WHAT IS EXPECTED: Of all the lines here, how many include the string "text"? Answer with the number only.

RECORDS FOR THE EXERCISE:

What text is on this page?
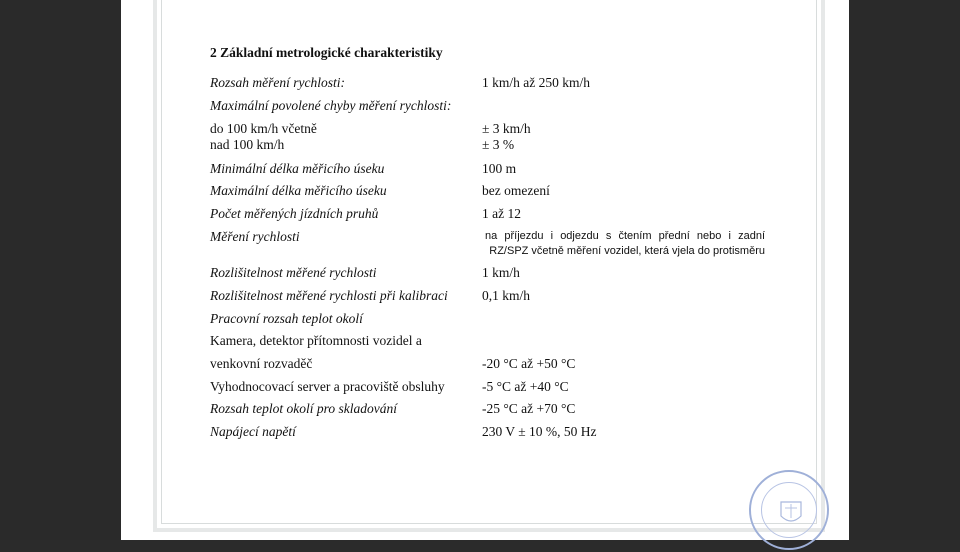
2 Základní metrologické charakteristiky
Rozsah měření rychlosti:	1 km/h až 250 km/h
Maximální povolené chyby měření rychlosti:
do 100 km/h včetně	± 3 km/h
nad 100 km/h	± 3 %
Minimální délka měřicího úseku	100 m
Maximální délka měřicího úseku	bez omezení
Počet měřených jízdních pruhů	1 až 12
Měření rychlosti	na příjezdu i odjezdu s čtením přední nebo i zadní
RZ/SPZ včetně měření vozidel, která vjela do protisměru
Rozlišitelnost měřené rychlosti	1 km/h
Rozlišitelnost měřené rychlosti při kalibraci	0,1 km/h
Pracovní rozsah teplot okolí
Kamera, detektor přítomnosti vozidel a
venkovní rozvaděč	-20 °C až +50 °C
Vyhodnocovací server a pracoviště obsluhy	-5 °C až +40 °C
Rozsah teplot okolí pro skladování	-25 °C až +70 °C
Napájecí napětí	230 V ± 10 %, 50 Hz
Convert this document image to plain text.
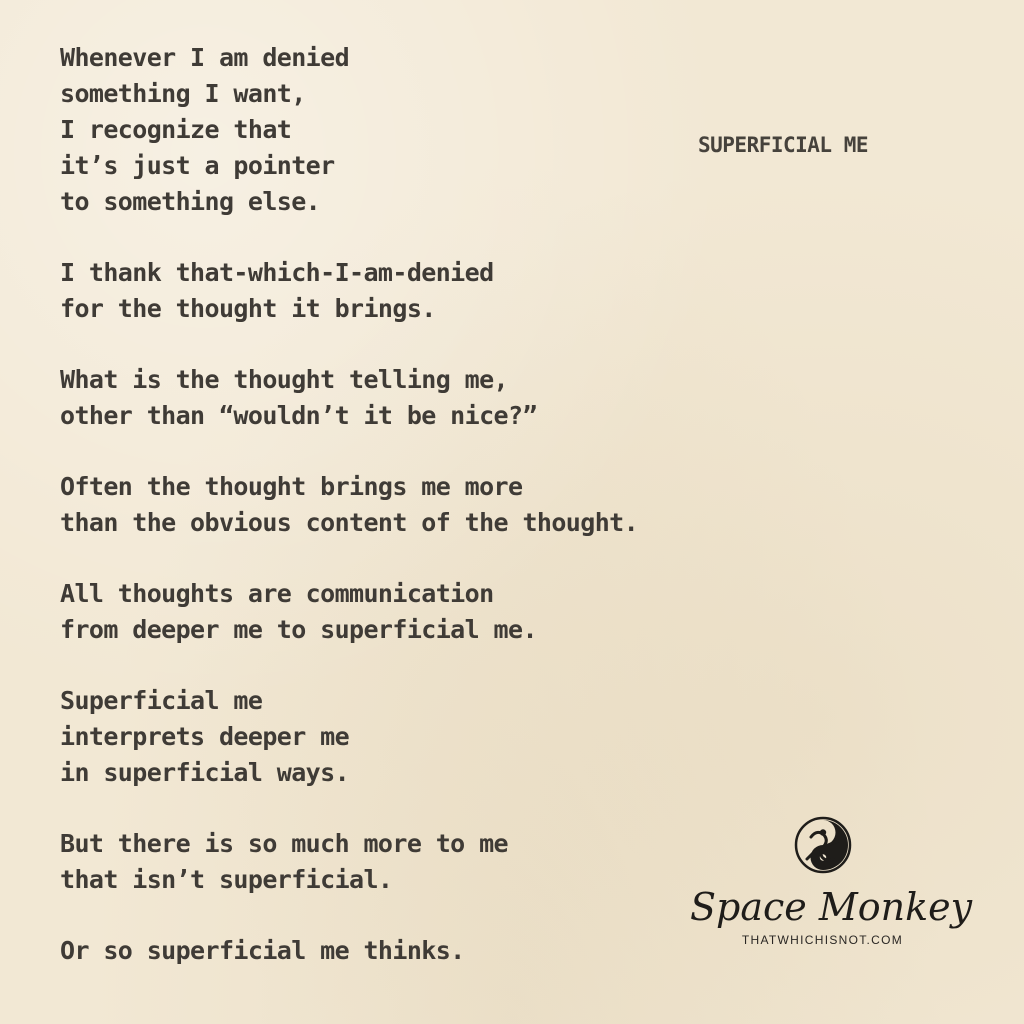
Whenever I am denied
something I want,
I recognize that
it’s just a pointer
to something else.
I thank that-which-I-am-denied
for the thought it brings.
What is the thought telling me,
other than “wouldn’t it be nice?”
Often the thought brings me more
than the obvious content of the thought.
All thoughts are communication
from deeper me to superficial me.
Superficial me
interprets deeper me
in superficial ways.
But there is so much more to me
that isn’t superficial.
Or so superficial me thinks.
SUPERFICIAL ME
Space Monkey
THATWHICHISNOT.COM
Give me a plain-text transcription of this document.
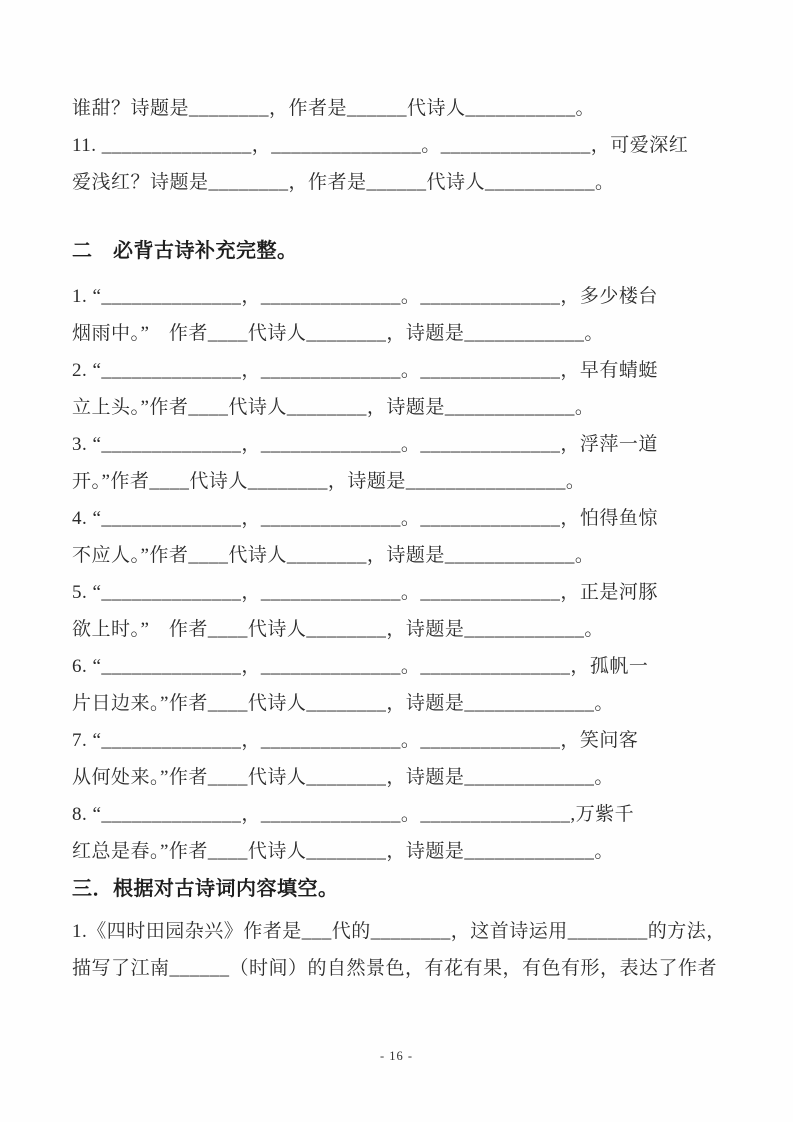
谁甜？诗题是________，作者是______代诗人___________。
11. _______________，_______________。_______________，可爱深红
爱浅红？诗题是________，作者是______代诗人___________。
二　必背古诗补充完整。
1. “______________，______________。______________，多少楼台
烟雨中。”　作者____代诗人________，诗题是____________。
2. “______________，______________。______________，早有蜻蜓
立上头。”作者____代诗人________，诗题是_____________。
3. “______________，______________。______________，浮萍一道
开。”作者____代诗人________，诗题是________________。
4. “______________，______________。______________，怕得鱼惊
不应人。”作者____代诗人________，诗题是_____________。
5. “______________，______________。______________，正是河豚
欲上时。”　作者____代诗人________，诗题是____________。
6. “______________，______________。_______________，孤帆一
片日边来。”作者____代诗人________，诗题是_____________。
7. “______________，______________。______________，笑问客
从何处来。”作者____代诗人________，诗题是_____________。
8. “______________，______________。_______________,万紫千
红总是春。”作者____代诗人________，诗题是_____________。
三．根据对古诗词内容填空。
1.《四时田园杂兴》作者是___代的________，这首诗运用________的方法，
描写了江南______（时间）的自然景色，有花有果，有色有形，表达了作者
- 16 -
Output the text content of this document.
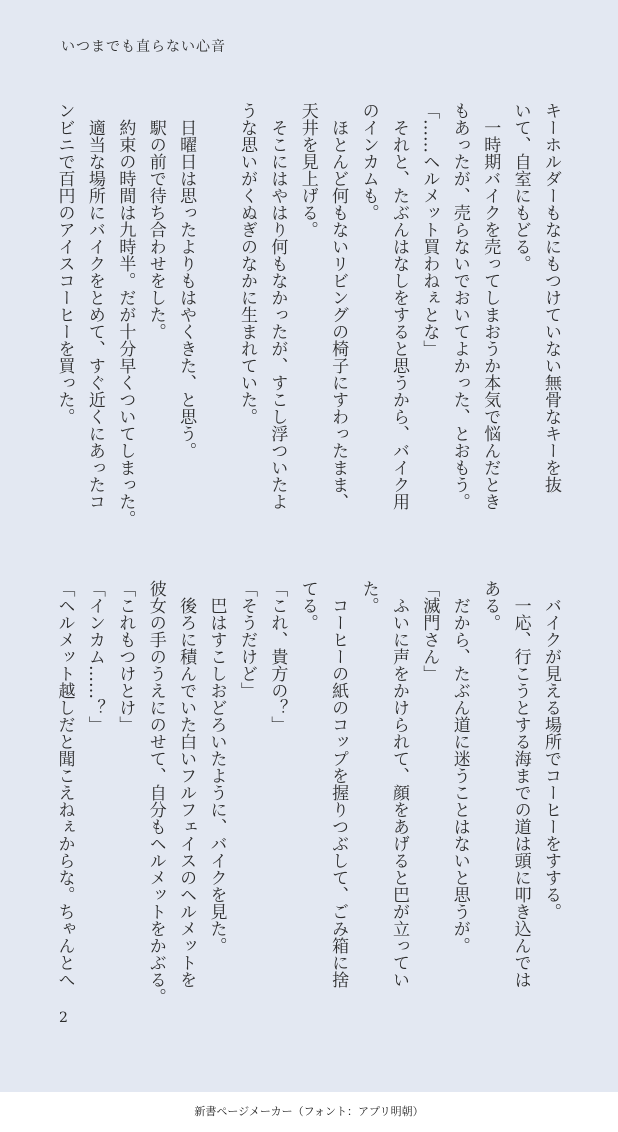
いつまでも直らない心音

キーホルダーもなにもつけていない無骨なキーを抜

いて、自室にもどる。

　一時期バイクを売ってしまおうか本気で悩んだとき

もあったが、売らないでおいてよかった、とおもう。

「……ヘルメット買わねぇとな」

　それと、たぶんはなしをすると思うから、バイク用

のインカムも。

　ほとんど何もないリビングの椅子にすわったまま、

天井を見上げる。

　そこにはやはり何もなかったが、すこし浮ついたよ

うな思いがくぬぎのなかに生まれていた。

　日曜日は思ったよりもはやくきた、と思う。

　駅の前で待ち合わせをした。

　約束の時間は九時半。だが十分早くついてしまった。

　適当な場所にバイクをとめて、すぐ近くにあったコ

ンビニで百円のアイスコーヒーを買った。

　バイクが見える場所でコーヒーをすする。

　一応、行こうとする海までの道は頭に叩き込んでは

ある。

　だから、たぶん道に迷うことはないと思うが。

「滅門さん」

　ふいに声をかけられて、顔をあげると巴が立ってい

た。

　コーヒーの紙のコップを握りつぶして、ごみ箱に捨

てる。

「これ、貴方の？」

「そうだけど」

　巴はすこしおどろいたように、バイクを見た。

　後ろに積んでいた白いフルフェイスのヘルメットを

彼女の手のうえにのせて、自分もヘルメットをかぶる。

「これもつけとけ」

「インカム……？」

「ヘルメット越しだと聞こえねぇからな。ちゃんとへ

2
新書ページメーカー（フォント：アプリ明朝）
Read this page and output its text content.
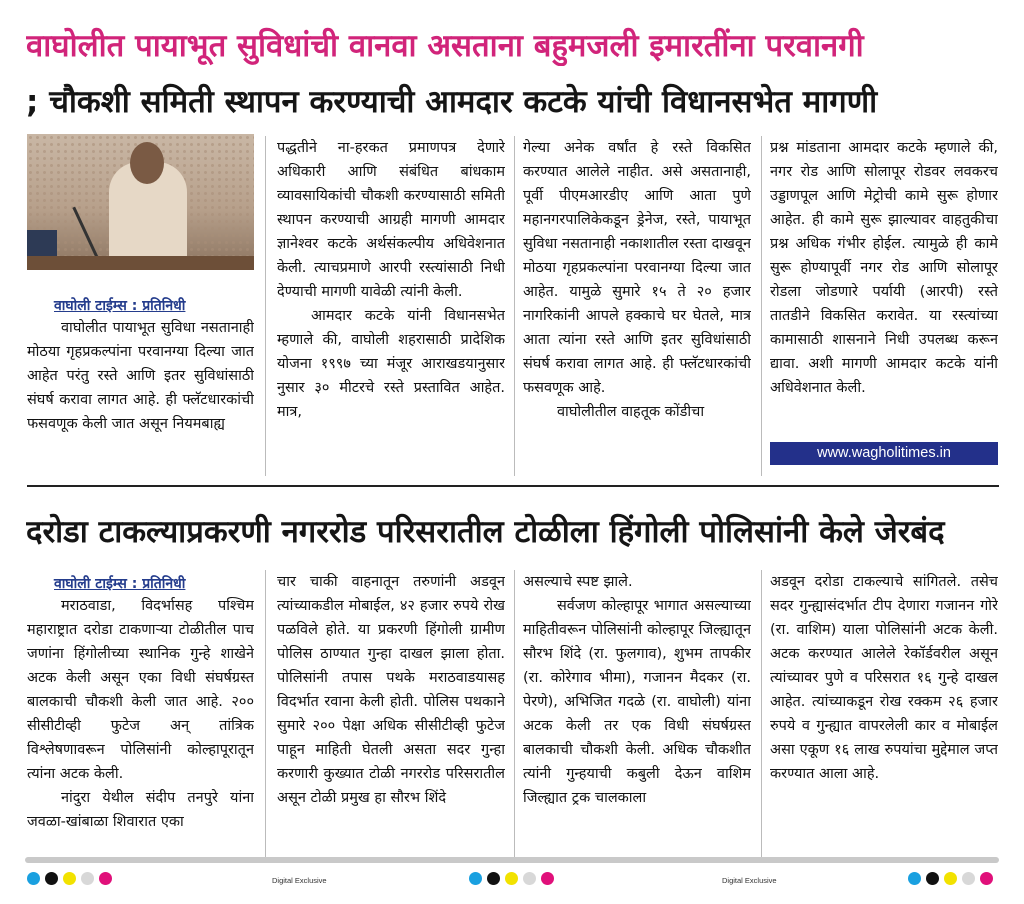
वाघोलीत पायाभूत सुविधांची वानवा असताना बहुमजली इमारतींना परवानगी
; चौकशी समिती स्थापन करण्याची आमदार कटके यांची विधानसभेत मागणी
वाघोली टाईम्स : प्रतिनिधी

वाघोलीत पायाभूत सुविधा नसतानाही मोठया गृहप्रकल्पांना परवानग्या दिल्या जात आहेत परंतु रस्ते आणि इतर सुविधांसाठी संघर्ष करावा लागत आहे. ही फ्लॅटधारकांची फसवणूक केली जात असून नियमबाह्य

पद्धतीने ना-हरकत प्रमाणपत्र देणारे अधिकारी आणि संबंधित बांधकाम व्यावसायिकांची चौकशी करण्यासाठी समिती स्थापन करण्याची आग्रही मागणी आमदार ज्ञानेश्वर कटके अर्थसंकल्पीय अधिवेशनात केली. त्याचप्रमाणे आरपी रस्त्यांसाठी निधी देण्याची मागणी यावेळी त्यांनी केली.

आमदार कटके यांनी विधानसभेत म्हणाले की, वाघोली शहरासाठी प्रादेशिक योजना १९९७ च्या मंजूर आराखडयानुसार नुसार ३० मीटरचे रस्ते प्रस्तावित आहेत. मात्र,

गेल्या अनेक वर्षांत हे रस्ते विकसित करण्यात आलेले नाहीत. असे असतानाही, पूर्वी पीएमआरडीए आणि आता पुणे महानगरपालिकेकडून ड्रेनेज, रस्ते, पायाभूत सुविधा नसतानाही नकाशातील रस्ता दाखवून मोठया गृहप्रकल्पांना परवानग्या दिल्या जात आहेत. यामुळे सुमारे १५ ते २० हजार नागरिकांनी आपले हक्काचे घर घेतले, मात्र आता त्यांना रस्ते आणि इतर सुविधांसाठी संघर्ष करावा लागत आहे. ही फ्लॅटधारकांची फसवणूक आहे.

वाघोलीतील वाहतूक कोंडीचा

प्रश्न मांडताना आमदार कटके म्हणाले की, नगर रोड आणि सोलापूर रोडवर लवकरच उड्डाणपूल आणि मेट्रोची कामे सुरू होणार आहेत. ही कामे सुरू झाल्यावर वाहतुकीचा प्रश्न अधिक गंभीर होईल. त्यामुळे ही कामे सुरू होण्यापूर्वी नगर रोड आणि सोलापूर रोडला जोडणारे पर्यायी (आरपी) रस्ते तातडीने विकसित करावेत. या रस्त्यांच्या कामासाठी शासनाने निधी उपलब्ध करून द्यावा. अशी मागणी आमदार कटके यांनी अधिवेशनात केली.

www.wagholitimes.in
दरोडा टाकल्याप्रकरणी नगररोड परिसरातील टोळीला हिंगोली पोलिसांनी केले जेरबंद
वाघोली टाईम्स : प्रतिनिधी

मराठवाडा, विदर्भासह पश्चिम महाराष्ट्रात दरोडा टाकणाऱ्या टोळीतील पाच जणांना हिंगोलीच्या स्थानिक गुन्हे शाखेने अटक केली असून एका विधी संघर्षग्रस्त बालकाची चौकशी केली जात आहे. २०० सीसीटीव्ही फुटेज अन् तांत्रिक विश्लेषणावरून पोलिसांनी कोल्हापूरातून त्यांना अटक केली.

नांदुरा येथील संदीप तनपुरे यांना जवळा-खांबाळा शिवारात एका

चार चाकी वाहनातून तरुणांनी अडवून त्यांच्याकडील मोबाईल, ४२ हजार रुपये रोख पळविले होते. या प्रकरणी हिंगोली ग्रामीण पोलिस ठाण्यात गुन्हा दाखल झाला होता. पोलिसांनी तपास पथके मराठवाडयासह विदर्भात रवाना केली होती. पोलिस पथकाने सुमारे २०० पेक्षा अधिक सीसीटीव्ही फुटेज पाहून माहिती घेतली असता सदर गुन्हा करणारी कुख्यात टोळी नगररोड परिसरातील असून टोळी प्रमुख हा सौरभ शिंदे

असल्याचे स्पष्ट झाले.

सर्वजण कोल्हापूर भागात असल्याच्या माहितीवरून पोलिसांनी कोल्हापूर जिल्ह्यातून सौरभ शिंदे (रा. फुलगाव), शुभम तापकीर (रा. कोरेगाव भीमा), गजानन मैदकर (रा. पेरणे), अभिजित गदळे (रा. वाघोली) यांना अटक केली तर एक विधी संघर्षग्रस्त बालकाची चौकशी केली. अधिक चौकशीत त्यांनी गुन्हयाची कबुली देऊन वाशिम जिल्ह्यात ट्रक चालकाला

अडवून दरोडा टाकल्याचे सांगितले. तसेच सदर गुन्ह्यासंदर्भात टीप देणारा गजानन गोरे (रा. वाशिम) याला पोलिसांनी अटक केली. अटक करण्यात आलेले रेकॉर्डवरील असून त्यांच्यावर पुणे व परिसरात १६ गुन्हे दाखल आहेत. त्यांच्याकडून रोख रक्कम २६ हजार रुपये व गुन्ह्यात वापरलेली कार व मोबाईल असा एकूण १६ लाख रुपयांचा मुद्देमाल जप्त करण्यात आला आहे.

Digital Exclusive	Digital Exclusive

EXERCISE ANSWER: 5